• Extracted data
####################
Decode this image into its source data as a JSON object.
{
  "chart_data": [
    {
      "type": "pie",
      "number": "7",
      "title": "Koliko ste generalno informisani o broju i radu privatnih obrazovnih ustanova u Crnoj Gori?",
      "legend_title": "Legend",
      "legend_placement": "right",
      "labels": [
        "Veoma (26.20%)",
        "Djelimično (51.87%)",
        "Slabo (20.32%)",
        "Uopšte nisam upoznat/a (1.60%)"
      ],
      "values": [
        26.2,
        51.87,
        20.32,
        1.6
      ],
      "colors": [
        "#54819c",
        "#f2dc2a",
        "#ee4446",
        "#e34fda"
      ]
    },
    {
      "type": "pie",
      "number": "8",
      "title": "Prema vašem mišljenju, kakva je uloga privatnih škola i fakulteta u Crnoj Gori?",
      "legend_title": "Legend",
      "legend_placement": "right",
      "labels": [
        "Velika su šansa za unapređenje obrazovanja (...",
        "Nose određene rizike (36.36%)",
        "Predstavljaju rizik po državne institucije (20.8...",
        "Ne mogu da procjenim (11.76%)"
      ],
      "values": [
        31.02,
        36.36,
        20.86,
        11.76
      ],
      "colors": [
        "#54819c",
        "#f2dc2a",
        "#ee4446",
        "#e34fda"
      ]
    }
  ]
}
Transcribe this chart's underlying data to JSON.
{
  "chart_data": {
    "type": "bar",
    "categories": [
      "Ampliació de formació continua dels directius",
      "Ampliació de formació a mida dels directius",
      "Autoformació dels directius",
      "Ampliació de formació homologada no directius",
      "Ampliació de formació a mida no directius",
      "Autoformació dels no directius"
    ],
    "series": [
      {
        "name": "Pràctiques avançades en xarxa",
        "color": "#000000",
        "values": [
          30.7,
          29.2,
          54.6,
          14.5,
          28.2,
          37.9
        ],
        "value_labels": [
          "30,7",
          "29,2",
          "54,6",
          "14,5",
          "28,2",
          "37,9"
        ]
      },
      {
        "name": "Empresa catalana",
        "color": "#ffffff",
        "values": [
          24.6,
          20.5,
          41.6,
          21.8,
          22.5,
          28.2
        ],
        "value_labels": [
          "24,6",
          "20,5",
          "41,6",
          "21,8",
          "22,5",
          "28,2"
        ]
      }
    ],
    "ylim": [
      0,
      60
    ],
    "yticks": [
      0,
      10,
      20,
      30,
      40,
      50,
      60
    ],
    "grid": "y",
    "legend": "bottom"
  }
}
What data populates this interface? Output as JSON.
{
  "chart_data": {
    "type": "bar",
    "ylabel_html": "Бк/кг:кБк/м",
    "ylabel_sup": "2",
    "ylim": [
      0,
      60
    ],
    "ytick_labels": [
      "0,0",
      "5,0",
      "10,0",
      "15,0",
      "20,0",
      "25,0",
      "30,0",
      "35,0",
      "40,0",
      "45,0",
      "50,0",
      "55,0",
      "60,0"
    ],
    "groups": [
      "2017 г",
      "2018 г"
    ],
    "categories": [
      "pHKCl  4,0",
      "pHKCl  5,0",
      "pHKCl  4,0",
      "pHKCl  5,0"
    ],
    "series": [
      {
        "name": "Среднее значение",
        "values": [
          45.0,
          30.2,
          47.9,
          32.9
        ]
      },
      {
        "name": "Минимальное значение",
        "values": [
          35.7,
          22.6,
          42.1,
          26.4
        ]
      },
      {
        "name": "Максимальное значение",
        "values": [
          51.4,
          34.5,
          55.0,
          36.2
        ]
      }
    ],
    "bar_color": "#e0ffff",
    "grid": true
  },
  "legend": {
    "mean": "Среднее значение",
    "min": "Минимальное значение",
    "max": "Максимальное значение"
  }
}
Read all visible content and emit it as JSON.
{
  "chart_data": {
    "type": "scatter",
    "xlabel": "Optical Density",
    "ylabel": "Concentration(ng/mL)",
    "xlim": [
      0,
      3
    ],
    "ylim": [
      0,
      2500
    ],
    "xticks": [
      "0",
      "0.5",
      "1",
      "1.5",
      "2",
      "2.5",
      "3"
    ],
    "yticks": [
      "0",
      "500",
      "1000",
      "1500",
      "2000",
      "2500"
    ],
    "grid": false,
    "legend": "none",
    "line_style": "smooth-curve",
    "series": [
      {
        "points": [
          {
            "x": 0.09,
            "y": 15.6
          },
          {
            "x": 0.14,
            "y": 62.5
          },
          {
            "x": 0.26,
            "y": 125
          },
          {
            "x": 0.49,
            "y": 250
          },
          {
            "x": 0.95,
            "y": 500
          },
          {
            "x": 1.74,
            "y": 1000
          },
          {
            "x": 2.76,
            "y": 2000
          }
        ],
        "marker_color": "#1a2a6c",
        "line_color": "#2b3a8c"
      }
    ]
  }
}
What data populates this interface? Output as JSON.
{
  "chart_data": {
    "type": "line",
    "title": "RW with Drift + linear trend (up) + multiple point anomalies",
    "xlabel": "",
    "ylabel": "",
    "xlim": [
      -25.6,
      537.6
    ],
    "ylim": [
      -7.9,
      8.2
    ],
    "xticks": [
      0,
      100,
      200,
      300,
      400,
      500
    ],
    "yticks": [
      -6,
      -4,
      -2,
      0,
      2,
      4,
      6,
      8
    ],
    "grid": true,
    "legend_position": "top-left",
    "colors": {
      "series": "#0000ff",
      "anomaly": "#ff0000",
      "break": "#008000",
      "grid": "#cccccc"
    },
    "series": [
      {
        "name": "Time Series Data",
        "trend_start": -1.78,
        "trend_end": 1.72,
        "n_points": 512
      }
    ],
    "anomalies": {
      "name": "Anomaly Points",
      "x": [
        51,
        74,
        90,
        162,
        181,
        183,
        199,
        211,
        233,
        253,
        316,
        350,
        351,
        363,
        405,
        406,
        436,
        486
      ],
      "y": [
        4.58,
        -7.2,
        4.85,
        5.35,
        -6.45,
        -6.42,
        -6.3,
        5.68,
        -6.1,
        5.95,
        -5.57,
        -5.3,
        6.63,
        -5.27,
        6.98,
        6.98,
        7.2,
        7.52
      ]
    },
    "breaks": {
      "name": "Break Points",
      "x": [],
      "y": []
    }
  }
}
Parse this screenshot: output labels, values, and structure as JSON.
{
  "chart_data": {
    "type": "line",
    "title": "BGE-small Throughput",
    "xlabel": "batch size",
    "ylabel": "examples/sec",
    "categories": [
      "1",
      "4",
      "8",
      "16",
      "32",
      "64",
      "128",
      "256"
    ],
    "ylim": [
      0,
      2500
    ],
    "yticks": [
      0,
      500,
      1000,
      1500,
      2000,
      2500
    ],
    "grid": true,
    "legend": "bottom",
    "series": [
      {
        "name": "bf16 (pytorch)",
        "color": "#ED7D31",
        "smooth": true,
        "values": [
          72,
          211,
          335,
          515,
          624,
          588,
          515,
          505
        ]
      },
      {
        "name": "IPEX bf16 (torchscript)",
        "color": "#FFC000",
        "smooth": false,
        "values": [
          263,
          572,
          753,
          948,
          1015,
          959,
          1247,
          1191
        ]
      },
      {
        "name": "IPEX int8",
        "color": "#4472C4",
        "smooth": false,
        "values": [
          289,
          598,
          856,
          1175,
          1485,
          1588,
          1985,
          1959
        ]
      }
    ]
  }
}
####################
• Written request
Transcribe all of the lines in the records precisely.

• Result of this task
Decode this image into its source data as a JSON object.
{
  "chart_data": [
    {
      "type": "pie",
      "number": "7",
      "title": "Koliko ste generalno informisani o broju i radu privatnih obrazovnih ustanova u Crnoj Gori?",
      "legend_title": "Legend",
      "legend_placement": "right",
      "labels": [
        "Veoma (26.20%)",
        "Djelimično (51.87%)",
        "Slabo (20.32%)",
        "Uopšte nisam upoznat/a (1.60%)"
      ],
      "values": [
        26.2,
        51.87,
        20.32,
        1.6
      ],
      "colors": [
        "#54819c",
        "#f2dc2a",
        "#ee4446",
        "#e34fda"
      ]
    },
    {
      "type": "pie",
      "number": "8",
      "title": "Prema vašem mišljenju, kakva je uloga privatnih škola i fakulteta u Crnoj Gori?",
      "legend_title": "Legend",
      "legend_placement": "right",
      "labels": [
        "Velika su šansa za unapređenje obrazovanja (...",
        "Nose određene rizike (36.36%)",
        "Predstavljaju rizik po državne institucije (20.8...",
        "Ne mogu da procjenim (11.76%)"
      ],
      "values": [
        31.02,
        36.36,
        20.86,
        11.76
      ],
      "colors": [
        "#54819c",
        "#f2dc2a",
        "#ee4446",
        "#e34fda"
      ]
    }
  ]
}
Transcribe this chart's underlying data to JSON.
{
  "chart_data": {
    "type": "bar",
    "categories": [
      "Ampliació de formació continua dels directius",
      "Ampliació de formació a mida dels directius",
      "Autoformació dels directius",
      "Ampliació de formació homologada no directius",
      "Ampliació de formació a mida no directius",
      "Autoformació dels no directius"
    ],
    "series": [
      {
        "name": "Pràctiques avançades en xarxa",
        "color": "#000000",
        "values": [
          30.7,
          29.2,
          54.6,
          14.5,
          28.2,
          37.9
        ],
        "value_labels": [
          "30,7",
          "29,2",
          "54,6",
          "14,5",
          "28,2",
          "37,9"
        ]
      },
      {
        "name": "Empresa catalana",
        "color": "#ffffff",
        "values": [
          24.6,
          20.5,
          41.6,
          21.8,
          22.5,
          28.2
        ],
        "value_labels": [
          "24,6",
          "20,5",
          "41,6",
          "21,8",
          "22,5",
          "28,2"
        ]
      }
    ],
    "ylim": [
      0,
      60
    ],
    "yticks": [
      0,
      10,
      20,
      30,
      40,
      50,
      60
    ],
    "grid": "y",
    "legend": "bottom"
  }
}
What data populates this interface? Output as JSON.
{
  "chart_data": {
    "type": "bar",
    "ylabel_html": "Бк/кг:кБк/м",
    "ylabel_sup": "2",
    "ylim": [
      0,
      60
    ],
    "ytick_labels": [
      "0,0",
      "5,0",
      "10,0",
      "15,0",
      "20,0",
      "25,0",
      "30,0",
      "35,0",
      "40,0",
      "45,0",
      "50,0",
      "55,0",
      "60,0"
    ],
    "groups": [
      "2017 г",
      "2018 г"
    ],
    "categories": [
      "pHKCl  4,0",
      "pHKCl  5,0",
      "pHKCl  4,0",
      "pHKCl  5,0"
    ],
    "series": [
      {
        "name": "Среднее значение",
        "values": [
          45.0,
          30.2,
          47.9,
          32.9
        ]
      },
      {
        "name": "Минимальное значение",
        "values": [
          35.7,
          22.6,
          42.1,
          26.4
        ]
      },
      {
        "name": "Максимальное значение",
        "values": [
          51.4,
          34.5,
          55.0,
          36.2
        ]
      }
    ],
    "bar_color": "#e0ffff",
    "grid": true
  },
  "legend": {
    "mean": "Среднее значение",
    "min": "Минимальное значение",
    "max": "Максимальное значение"
  }
}
Read all visible content and emit it as JSON.
{
  "chart_data": {
    "type": "scatter",
    "xlabel": "Optical Density",
    "ylabel": "Concentration(ng/mL)",
    "xlim": [
      0,
      3
    ],
    "ylim": [
      0,
      2500
    ],
    "xticks": [
      "0",
      "0.5",
      "1",
      "1.5",
      "2",
      "2.5",
      "3"
    ],
    "yticks": [
      "0",
      "500",
      "1000",
      "1500",
      "2000",
      "2500"
    ],
    "grid": false,
    "legend": "none",
    "line_style": "smooth-curve",
    "series": [
      {
        "points": [
          {
            "x": 0.09,
            "y": 15.6
          },
          {
            "x": 0.14,
            "y": 62.5
          },
          {
            "x": 0.26,
            "y": 125
          },
          {
            "x": 0.49,
            "y": 250
          },
          {
            "x": 0.95,
            "y": 500
          },
          {
            "x": 1.74,
            "y": 1000
          },
          {
            "x": 2.76,
            "y": 2000
          }
        ],
        "marker_color": "#1a2a6c",
        "line_color": "#2b3a8c"
      }
    ]
  }
}
What data populates this interface? Output as JSON.
{
  "chart_data": {
    "type": "line",
    "title": "RW with Drift + linear trend (up) + multiple point anomalies",
    "xlabel": "",
    "ylabel": "",
    "xlim": [
      -25.6,
      537.6
    ],
    "ylim": [
      -7.9,
      8.2
    ],
    "xticks": [
      0,
      100,
      200,
      300,
      400,
      500
    ],
    "yticks": [
      -6,
      -4,
      -2,
      0,
      2,
      4,
      6,
      8
    ],
    "grid": true,
    "legend_position": "top-left",
    "colors": {
      "series": "#0000ff",
      "anomaly": "#ff0000",
      "break": "#008000",
      "grid": "#cccccc"
    },
    "series": [
      {
        "name": "Time Series Data",
        "trend_start": -1.78,
        "trend_end": 1.72,
        "n_points": 512
      }
    ],
    "anomalies": {
      "name": "Anomaly Points",
      "x": [
        51,
        74,
        90,
        162,
        181,
        183,
        199,
        211,
        233,
        253,
        316,
        350,
        351,
        363,
        405,
        406,
        436,
        486
      ],
      "y": [
        4.58,
        -7.2,
        4.85,
        5.35,
        -6.45,
        -6.42,
        -6.3,
        5.68,
        -6.1,
        5.95,
        -5.57,
        -5.3,
        6.63,
        -5.27,
        6.98,
        6.98,
        7.2,
        7.52
      ]
    },
    "breaks": {
      "name": "Break Points",
      "x": [],
      "y": []
    }
  }
}
Parse this screenshot: output labels, values, and structure as JSON.
{
  "chart_data": {
    "type": "line",
    "title": "BGE-small Throughput",
    "xlabel": "batch size",
    "ylabel": "examples/sec",
    "categories": [
      "1",
      "4",
      "8",
      "16",
      "32",
      "64",
      "128",
      "256"
    ],
    "ylim": [
      0,
      2500
    ],
    "yticks": [
      0,
      500,
      1000,
      1500,
      2000,
      2500
    ],
    "grid": true,
    "legend": "bottom",
    "series": [
      {
        "name": "bf16 (pytorch)",
        "color": "#ED7D31",
        "smooth": true,
        "values": [
          72,
          211,
          335,
          515,
          624,
          588,
          515,
          505
        ]
      },
      {
        "name": "IPEX bf16 (torchscript)",
        "color": "#FFC000",
        "smooth": false,
        "values": [
          263,
          572,
          753,
          948,
          1015,
          959,
          1247,
          1191
        ]
      },
      {
        "name": "IPEX int8",
        "color": "#4472C4",
        "smooth": false,
        "values": [
          289,
          598,
          856,
          1175,
          1485,
          1588,
          1985,
          1959
        ]
      }
    ]
  }
}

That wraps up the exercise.